Read the listing below and copy out every line that holds "Sixteenth".

Rows from a figure dataset
= = = = = = =

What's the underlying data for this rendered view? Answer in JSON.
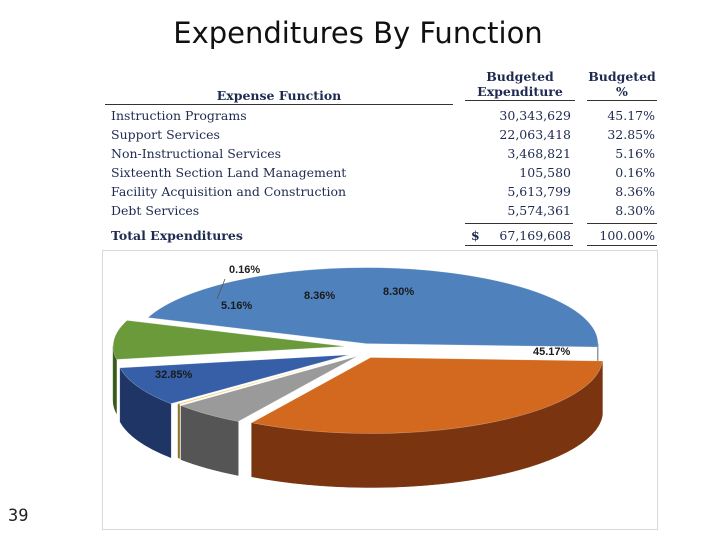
{
  "slide": {
    "title": "Expenditures By Function",
    "page_number": "39"
  },
  "table": {
    "headers": {
      "function": "Expense Function",
      "expenditure_line1": "Budgeted",
      "expenditure_line2": "Expenditure",
      "percent_line1": "Budgeted",
      "percent_line2": "%"
    },
    "rows": [
      {
        "function": "Instruction Programs",
        "expenditure": "30,343,629",
        "percent": "45.17%"
      },
      {
        "function": "Support Services",
        "expenditure": "22,063,418",
        "percent": "32.85%"
      },
      {
        "function": "Non-Instructional Services",
        "expenditure": "3,468,821",
        "percent": "5.16%"
      },
      {
        "function": "Sixteenth Section Land Management",
        "expenditure": "105,580",
        "percent": "0.16%"
      },
      {
        "function": "Facility Acquisition and Construction",
        "expenditure": "5,613,799",
        "percent": "8.36%"
      },
      {
        "function": "Debt Services",
        "expenditure": "5,574,361",
        "percent": "8.30%"
      }
    ],
    "total": {
      "label": "Total Expenditures",
      "currency": "$",
      "expenditure": "67,169,608",
      "percent": "100.00%"
    }
  },
  "chart_data": {
    "type": "pie",
    "title": "",
    "style": "3d-exploded",
    "start_angle_deg": 200,
    "labels": [
      "Instruction Programs",
      "Support Services",
      "Non-Instructional Services",
      "Sixteenth Section Land Management",
      "Facility Acquisition and Construction",
      "Debt Services"
    ],
    "values": [
      45.17,
      32.85,
      5.16,
      0.16,
      8.36,
      8.3
    ],
    "data_labels": [
      "45.17%",
      "32.85%",
      "5.16%",
      "0.16%",
      "8.36%",
      "8.30%"
    ],
    "colors": [
      "#4f81bd",
      "#d2691e",
      "#9a9a9a",
      "#f0c040",
      "#365fa8",
      "#6a9a3a"
    ],
    "side_colors": [
      "#1f3450",
      "#7a3510",
      "#555555",
      "#8a7020",
      "#1e3566",
      "#3a5a1c"
    ],
    "legend": "none"
  }
}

= = = = = = =

### Answer below
        "function": "Sixteenth Section Land Management",
      "Sixteenth Section Land Management",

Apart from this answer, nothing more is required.